_Records from a dataset_:
┏━━

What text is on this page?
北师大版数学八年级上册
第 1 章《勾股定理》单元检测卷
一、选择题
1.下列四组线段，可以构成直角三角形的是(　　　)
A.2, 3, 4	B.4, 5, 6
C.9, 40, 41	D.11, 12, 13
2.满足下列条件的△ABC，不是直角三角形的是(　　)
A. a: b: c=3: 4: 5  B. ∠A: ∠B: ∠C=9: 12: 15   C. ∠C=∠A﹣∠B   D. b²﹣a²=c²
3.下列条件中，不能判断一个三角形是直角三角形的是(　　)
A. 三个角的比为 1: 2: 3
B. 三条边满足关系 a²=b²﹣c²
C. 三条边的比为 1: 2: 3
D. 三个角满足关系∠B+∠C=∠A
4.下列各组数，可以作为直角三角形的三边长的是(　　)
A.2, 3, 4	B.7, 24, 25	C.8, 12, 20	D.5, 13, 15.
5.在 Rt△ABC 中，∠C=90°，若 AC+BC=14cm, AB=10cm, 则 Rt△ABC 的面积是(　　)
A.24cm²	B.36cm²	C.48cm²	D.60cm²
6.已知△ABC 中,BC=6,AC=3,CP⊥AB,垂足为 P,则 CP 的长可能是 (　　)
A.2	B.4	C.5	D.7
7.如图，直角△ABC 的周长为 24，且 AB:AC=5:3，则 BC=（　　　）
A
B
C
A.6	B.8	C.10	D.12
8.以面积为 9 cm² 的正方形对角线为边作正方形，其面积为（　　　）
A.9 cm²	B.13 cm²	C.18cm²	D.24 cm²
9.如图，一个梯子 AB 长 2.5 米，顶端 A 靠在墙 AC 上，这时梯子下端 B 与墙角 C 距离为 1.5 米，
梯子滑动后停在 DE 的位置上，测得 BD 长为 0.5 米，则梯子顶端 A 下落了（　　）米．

┗━━

_JOB_: Write out the records above again, keeping each one identical to the original.

_EXERCISE RESULT_:
What text is on this page?
北师大版数学八年级上册
第 1 章《勾股定理》单元检测卷
一、选择题
1.下列四组线段，可以构成直角三角形的是(　　　)
A.2, 3, 4	B.4, 5, 6
C.9, 40, 41	D.11, 12, 13
2.满足下列条件的△ABC，不是直角三角形的是(　　)
A. a: b: c=3: 4: 5  B. ∠A: ∠B: ∠C=9: 12: 15   C. ∠C=∠A﹣∠B   D. b²﹣a²=c²
3.下列条件中，不能判断一个三角形是直角三角形的是(　　)
A. 三个角的比为 1: 2: 3
B. 三条边满足关系 a²=b²﹣c²
C. 三条边的比为 1: 2: 3
D. 三个角满足关系∠B+∠C=∠A
4.下列各组数，可以作为直角三角形的三边长的是(　　)
A.2, 3, 4	B.7, 24, 25	C.8, 12, 20	D.5, 13, 15.
5.在 Rt△ABC 中，∠C=90°，若 AC+BC=14cm, AB=10cm, 则 Rt△ABC 的面积是(　　)
A.24cm²	B.36cm²	C.48cm²	D.60cm²
6.已知△ABC 中,BC=6,AC=3,CP⊥AB,垂足为 P,则 CP 的长可能是 (　　)
A.2	B.4	C.5	D.7
7.如图，直角△ABC 的周长为 24，且 AB:AC=5:3，则 BC=（　　　）
A
B
C
A.6	B.8	C.10	D.12
8.以面积为 9 cm² 的正方形对角线为边作正方形，其面积为（　　　）
A.9 cm²	B.13 cm²	C.18cm²	D.24 cm²
9.如图，一个梯子 AB 长 2.5 米，顶端 A 靠在墙 AC 上，这时梯子下端 B 与墙角 C 距离为 1.5 米，
梯子滑动后停在 DE 的位置上，测得 BD 长为 0.5 米，则梯子顶端 A 下落了（　　）米．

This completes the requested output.